WORK TO DO — Entries follow. Set all of them down as they stand.

(Records excerpted from a collection)
#####
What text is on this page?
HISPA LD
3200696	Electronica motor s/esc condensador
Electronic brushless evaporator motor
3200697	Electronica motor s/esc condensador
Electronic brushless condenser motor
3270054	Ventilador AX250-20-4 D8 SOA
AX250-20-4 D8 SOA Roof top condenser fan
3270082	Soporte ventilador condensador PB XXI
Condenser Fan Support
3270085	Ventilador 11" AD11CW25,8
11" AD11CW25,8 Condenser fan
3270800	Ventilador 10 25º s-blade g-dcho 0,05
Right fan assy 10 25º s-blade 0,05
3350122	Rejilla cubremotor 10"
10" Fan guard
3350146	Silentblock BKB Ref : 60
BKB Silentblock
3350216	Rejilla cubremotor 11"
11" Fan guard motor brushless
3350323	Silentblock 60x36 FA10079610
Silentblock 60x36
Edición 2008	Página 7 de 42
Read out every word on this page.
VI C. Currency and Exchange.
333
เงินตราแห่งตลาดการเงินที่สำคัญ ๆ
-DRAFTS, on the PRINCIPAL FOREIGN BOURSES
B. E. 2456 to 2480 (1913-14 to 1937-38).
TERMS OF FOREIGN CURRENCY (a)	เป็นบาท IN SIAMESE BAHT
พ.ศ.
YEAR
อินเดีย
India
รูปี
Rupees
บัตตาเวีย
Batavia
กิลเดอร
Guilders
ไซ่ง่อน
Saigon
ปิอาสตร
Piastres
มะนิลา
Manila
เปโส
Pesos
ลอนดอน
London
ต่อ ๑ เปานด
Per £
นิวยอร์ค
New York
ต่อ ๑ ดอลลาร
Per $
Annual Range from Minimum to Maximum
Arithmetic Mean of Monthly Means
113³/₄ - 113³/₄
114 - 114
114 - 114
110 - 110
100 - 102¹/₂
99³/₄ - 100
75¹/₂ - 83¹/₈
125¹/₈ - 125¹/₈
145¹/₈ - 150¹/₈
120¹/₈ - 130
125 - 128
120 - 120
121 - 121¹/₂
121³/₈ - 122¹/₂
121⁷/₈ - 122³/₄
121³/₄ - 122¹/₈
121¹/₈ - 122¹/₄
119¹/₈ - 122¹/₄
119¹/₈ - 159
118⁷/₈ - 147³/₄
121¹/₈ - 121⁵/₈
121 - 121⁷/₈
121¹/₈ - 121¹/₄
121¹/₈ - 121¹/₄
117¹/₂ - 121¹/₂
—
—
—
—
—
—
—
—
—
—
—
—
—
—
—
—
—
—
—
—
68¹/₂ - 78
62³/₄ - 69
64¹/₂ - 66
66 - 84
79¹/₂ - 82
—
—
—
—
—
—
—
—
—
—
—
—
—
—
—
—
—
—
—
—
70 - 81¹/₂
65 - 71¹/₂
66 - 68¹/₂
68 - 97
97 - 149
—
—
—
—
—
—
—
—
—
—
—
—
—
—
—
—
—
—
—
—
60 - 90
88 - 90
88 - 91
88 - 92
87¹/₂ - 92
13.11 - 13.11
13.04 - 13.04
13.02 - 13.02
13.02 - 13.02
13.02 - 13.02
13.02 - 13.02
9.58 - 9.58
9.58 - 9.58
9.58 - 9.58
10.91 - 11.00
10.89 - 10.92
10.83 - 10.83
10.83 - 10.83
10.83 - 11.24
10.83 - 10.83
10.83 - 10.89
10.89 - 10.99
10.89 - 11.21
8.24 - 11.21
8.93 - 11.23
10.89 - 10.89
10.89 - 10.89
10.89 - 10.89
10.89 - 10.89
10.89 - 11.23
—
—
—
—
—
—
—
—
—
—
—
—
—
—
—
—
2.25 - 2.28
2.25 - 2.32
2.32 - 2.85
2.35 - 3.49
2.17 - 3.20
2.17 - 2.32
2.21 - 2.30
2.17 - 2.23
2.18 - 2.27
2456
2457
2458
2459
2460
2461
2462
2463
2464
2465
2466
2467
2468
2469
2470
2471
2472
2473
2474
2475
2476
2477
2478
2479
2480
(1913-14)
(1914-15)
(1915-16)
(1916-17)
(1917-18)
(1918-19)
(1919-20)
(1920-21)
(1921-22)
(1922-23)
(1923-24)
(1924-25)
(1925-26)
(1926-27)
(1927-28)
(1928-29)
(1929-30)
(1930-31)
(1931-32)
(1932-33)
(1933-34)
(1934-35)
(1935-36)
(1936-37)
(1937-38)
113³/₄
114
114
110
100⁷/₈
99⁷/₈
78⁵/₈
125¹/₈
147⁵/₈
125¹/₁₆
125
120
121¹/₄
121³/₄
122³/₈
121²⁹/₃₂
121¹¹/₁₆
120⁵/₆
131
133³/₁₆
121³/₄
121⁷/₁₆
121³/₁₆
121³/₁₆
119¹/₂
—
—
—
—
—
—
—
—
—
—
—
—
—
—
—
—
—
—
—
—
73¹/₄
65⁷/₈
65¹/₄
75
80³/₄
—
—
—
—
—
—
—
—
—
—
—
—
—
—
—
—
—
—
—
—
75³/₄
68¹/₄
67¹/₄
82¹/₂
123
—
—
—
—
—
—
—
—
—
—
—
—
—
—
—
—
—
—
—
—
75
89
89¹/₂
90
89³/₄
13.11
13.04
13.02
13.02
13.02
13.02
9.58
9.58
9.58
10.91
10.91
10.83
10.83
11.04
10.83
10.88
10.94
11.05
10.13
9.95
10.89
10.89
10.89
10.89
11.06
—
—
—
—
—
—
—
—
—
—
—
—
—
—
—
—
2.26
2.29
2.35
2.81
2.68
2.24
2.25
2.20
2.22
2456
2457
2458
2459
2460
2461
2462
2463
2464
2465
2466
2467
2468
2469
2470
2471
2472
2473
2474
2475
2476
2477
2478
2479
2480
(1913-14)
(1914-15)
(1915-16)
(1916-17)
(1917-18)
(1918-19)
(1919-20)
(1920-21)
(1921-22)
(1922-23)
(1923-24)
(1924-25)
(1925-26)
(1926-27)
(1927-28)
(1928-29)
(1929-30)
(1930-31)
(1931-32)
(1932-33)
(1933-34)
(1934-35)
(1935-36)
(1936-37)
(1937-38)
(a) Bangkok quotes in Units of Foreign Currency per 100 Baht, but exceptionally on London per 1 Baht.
#####
WORKED ANSWER —
What text is on this page?
HISPA LD
3200696	Electronica motor s/esc condensador
Electronic brushless evaporator motor
3200697	Electronica motor s/esc condensador
Electronic brushless condenser motor
3270054	Ventilador AX250-20-4 D8 SOA
AX250-20-4 D8 SOA Roof top condenser fan
3270082	Soporte ventilador condensador PB XXI
Condenser Fan Support
3270085	Ventilador 11" AD11CW25,8
11" AD11CW25,8 Condenser fan
3270800	Ventilador 10 25º s-blade g-dcho 0,05
Right fan assy 10 25º s-blade 0,05
3350122	Rejilla cubremotor 10"
10" Fan guard
3350146	Silentblock BKB Ref : 60
BKB Silentblock
3350216	Rejilla cubremotor 11"
11" Fan guard motor brushless
3350323	Silentblock 60x36 FA10079610
Silentblock 60x36
Edición 2008	Página 7 de 42
Read out every word on this page.
VI C. Currency and Exchange.
333
เงินตราแห่งตลาดการเงินที่สำคัญ ๆ
-DRAFTS, on the PRINCIPAL FOREIGN BOURSES
B. E. 2456 to 2480 (1913-14 to 1937-38).
TERMS OF FOREIGN CURRENCY (a)	เป็นบาท IN SIAMESE BAHT
พ.ศ.
YEAR
อินเดีย
India
รูปี
Rupees
บัตตาเวีย
Batavia
กิลเดอร
Guilders
ไซ่ง่อน
Saigon
ปิอาสตร
Piastres
มะนิลา
Manila
เปโส
Pesos
ลอนดอน
London
ต่อ ๑ เปานด
Per £
นิวยอร์ค
New York
ต่อ ๑ ดอลลาร
Per $
Annual Range from Minimum to Maximum
Arithmetic Mean of Monthly Means
113³/₄ - 113³/₄
114 - 114
114 - 114
110 - 110
100 - 102¹/₂
99³/₄ - 100
75¹/₂ - 83¹/₈
125¹/₈ - 125¹/₈
145¹/₈ - 150¹/₈
120¹/₈ - 130
125 - 128
120 - 120
121 - 121¹/₂
121³/₈ - 122¹/₂
121⁷/₈ - 122³/₄
121³/₄ - 122¹/₈
121¹/₈ - 122¹/₄
119¹/₈ - 122¹/₄
119¹/₈ - 159
118⁷/₈ - 147³/₄
121¹/₈ - 121⁵/₈
121 - 121⁷/₈
121¹/₈ - 121¹/₄
121¹/₈ - 121¹/₄
117¹/₂ - 121¹/₂
—
—
—
—
—
—
—
—
—
—
—
—
—
—
—
—
—
—
—
—
68¹/₂ - 78
62³/₄ - 69
64¹/₂ - 66
66 - 84
79¹/₂ - 82
—
—
—
—
—
—
—
—
—
—
—
—
—
—
—
—
—
—
—
—
70 - 81¹/₂
65 - 71¹/₂
66 - 68¹/₂
68 - 97
97 - 149
—
—
—
—
—
—
—
—
—
—
—
—
—
—
—
—
—
—
—
—
60 - 90
88 - 90
88 - 91
88 - 92
87¹/₂ - 92
13.11 - 13.11
13.04 - 13.04
13.02 - 13.02
13.02 - 13.02
13.02 - 13.02
13.02 - 13.02
9.58 - 9.58
9.58 - 9.58
9.58 - 9.58
10.91 - 11.00
10.89 - 10.92
10.83 - 10.83
10.83 - 10.83
10.83 - 11.24
10.83 - 10.83
10.83 - 10.89
10.89 - 10.99
10.89 - 11.21
8.24 - 11.21
8.93 - 11.23
10.89 - 10.89
10.89 - 10.89
10.89 - 10.89
10.89 - 10.89
10.89 - 11.23
—
—
—
—
—
—
—
—
—
—
—
—
—
—
—
—
2.25 - 2.28
2.25 - 2.32
2.32 - 2.85
2.35 - 3.49
2.17 - 3.20
2.17 - 2.32
2.21 - 2.30
2.17 - 2.23
2.18 - 2.27
2456
2457
2458
2459
2460
2461
2462
2463
2464
2465
2466
2467
2468
2469
2470
2471
2472
2473
2474
2475
2476
2477
2478
2479
2480
(1913-14)
(1914-15)
(1915-16)
(1916-17)
(1917-18)
(1918-19)
(1919-20)
(1920-21)
(1921-22)
(1922-23)
(1923-24)
(1924-25)
(1925-26)
(1926-27)
(1927-28)
(1928-29)
(1929-30)
(1930-31)
(1931-32)
(1932-33)
(1933-34)
(1934-35)
(1935-36)
(1936-37)
(1937-38)
113³/₄
114
114
110
100⁷/₈
99⁷/₈
78⁵/₈
125¹/₈
147⁵/₈
125¹/₁₆
125
120
121¹/₄
121³/₄
122³/₈
121²⁹/₃₂
121¹¹/₁₆
120⁵/₆
131
133³/₁₆
121³/₄
121⁷/₁₆
121³/₁₆
121³/₁₆
119¹/₂
—
—
—
—
—
—
—
—
—
—
—
—
—
—
—
—
—
—
—
—
73¹/₄
65⁷/₈
65¹/₄
75
80³/₄
—
—
—
—
—
—
—
—
—
—
—
—
—
—
—
—
—
—
—
—
75³/₄
68¹/₄
67¹/₄
82¹/₂
123
—
—
—
—
—
—
—
—
—
—
—
—
—
—
—
—
—
—
—
—
75
89
89¹/₂
90
89³/₄
13.11
13.04
13.02
13.02
13.02
13.02
9.58
9.58
9.58
10.91
10.91
10.83
10.83
11.04
10.83
10.88
10.94
11.05
10.13
9.95
10.89
10.89
10.89
10.89
11.06
—
—
—
—
—
—
—
—
—
—
—
—
—
—
—
—
2.26
2.29
2.35
2.81
2.68
2.24
2.25
2.20
2.22
2456
2457
2458
2459
2460
2461
2462
2463
2464
2465
2466
2467
2468
2469
2470
2471
2472
2473
2474
2475
2476
2477
2478
2479
2480
(1913-14)
(1914-15)
(1915-16)
(1916-17)
(1917-18)
(1918-19)
(1919-20)
(1920-21)
(1921-22)
(1922-23)
(1923-24)
(1924-25)
(1925-26)
(1926-27)
(1927-28)
(1928-29)
(1929-30)
(1930-31)
(1931-32)
(1932-33)
(1933-34)
(1934-35)
(1935-36)
(1936-37)
(1937-38)
(a) Bangkok quotes in Units of Foreign Currency per 100 Baht, but exceptionally on London per 1 Baht.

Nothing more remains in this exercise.